-------- Records for this exercise

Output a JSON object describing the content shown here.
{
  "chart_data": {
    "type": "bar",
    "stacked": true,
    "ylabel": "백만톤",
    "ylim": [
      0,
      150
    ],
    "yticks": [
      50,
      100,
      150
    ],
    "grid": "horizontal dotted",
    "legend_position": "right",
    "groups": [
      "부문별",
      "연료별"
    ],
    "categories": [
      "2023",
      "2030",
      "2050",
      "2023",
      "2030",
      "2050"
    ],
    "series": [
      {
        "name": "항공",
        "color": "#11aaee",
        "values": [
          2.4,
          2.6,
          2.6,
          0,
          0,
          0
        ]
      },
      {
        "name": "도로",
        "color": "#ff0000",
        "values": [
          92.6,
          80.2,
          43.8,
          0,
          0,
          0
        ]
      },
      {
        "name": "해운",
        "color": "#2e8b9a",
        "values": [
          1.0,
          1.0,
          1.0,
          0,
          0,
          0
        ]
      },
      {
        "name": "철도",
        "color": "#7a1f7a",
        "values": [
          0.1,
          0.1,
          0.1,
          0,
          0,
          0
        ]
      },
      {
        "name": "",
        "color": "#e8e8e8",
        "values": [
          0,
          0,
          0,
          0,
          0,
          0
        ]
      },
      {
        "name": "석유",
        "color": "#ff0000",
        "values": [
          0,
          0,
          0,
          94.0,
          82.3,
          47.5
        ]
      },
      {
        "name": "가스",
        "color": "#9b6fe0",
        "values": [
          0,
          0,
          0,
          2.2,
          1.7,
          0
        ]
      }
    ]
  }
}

----------------
-------- Records for this exercise

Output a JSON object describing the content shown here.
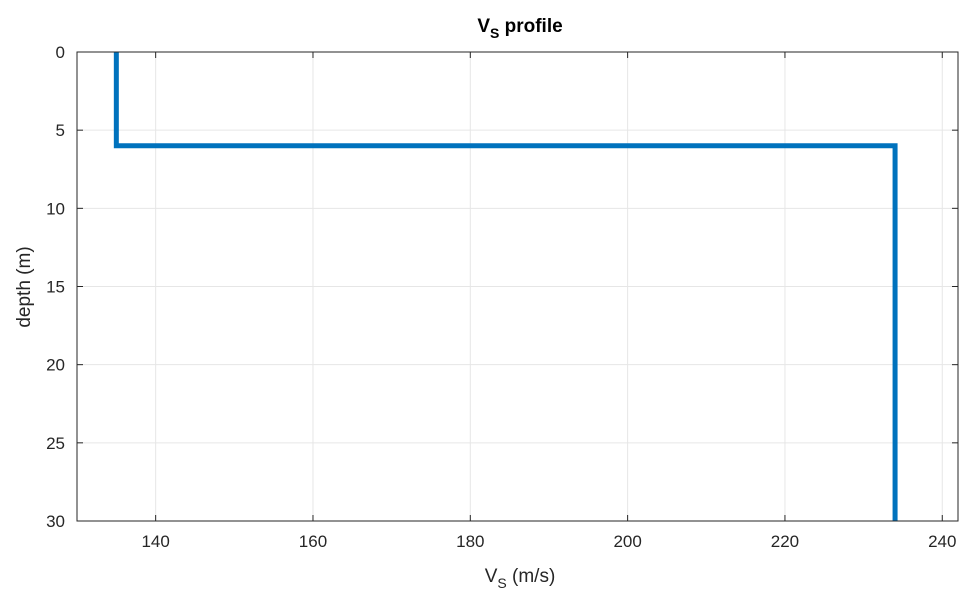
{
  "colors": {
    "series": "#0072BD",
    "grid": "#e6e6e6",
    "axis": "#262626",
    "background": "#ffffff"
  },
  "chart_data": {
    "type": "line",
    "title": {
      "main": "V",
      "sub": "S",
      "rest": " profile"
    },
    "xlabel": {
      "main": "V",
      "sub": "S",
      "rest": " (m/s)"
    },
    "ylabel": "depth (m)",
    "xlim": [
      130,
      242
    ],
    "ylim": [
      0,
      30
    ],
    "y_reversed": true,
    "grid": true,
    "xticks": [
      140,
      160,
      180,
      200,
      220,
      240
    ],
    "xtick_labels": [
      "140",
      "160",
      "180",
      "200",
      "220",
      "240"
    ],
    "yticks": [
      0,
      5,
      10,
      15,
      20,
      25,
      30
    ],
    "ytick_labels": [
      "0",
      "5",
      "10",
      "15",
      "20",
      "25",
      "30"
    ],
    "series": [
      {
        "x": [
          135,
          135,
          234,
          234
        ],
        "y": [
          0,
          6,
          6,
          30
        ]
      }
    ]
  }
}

----------------

- Given instruction: Within the records above, how many lines include the word "true"? State the number by itself.

- Solution: 3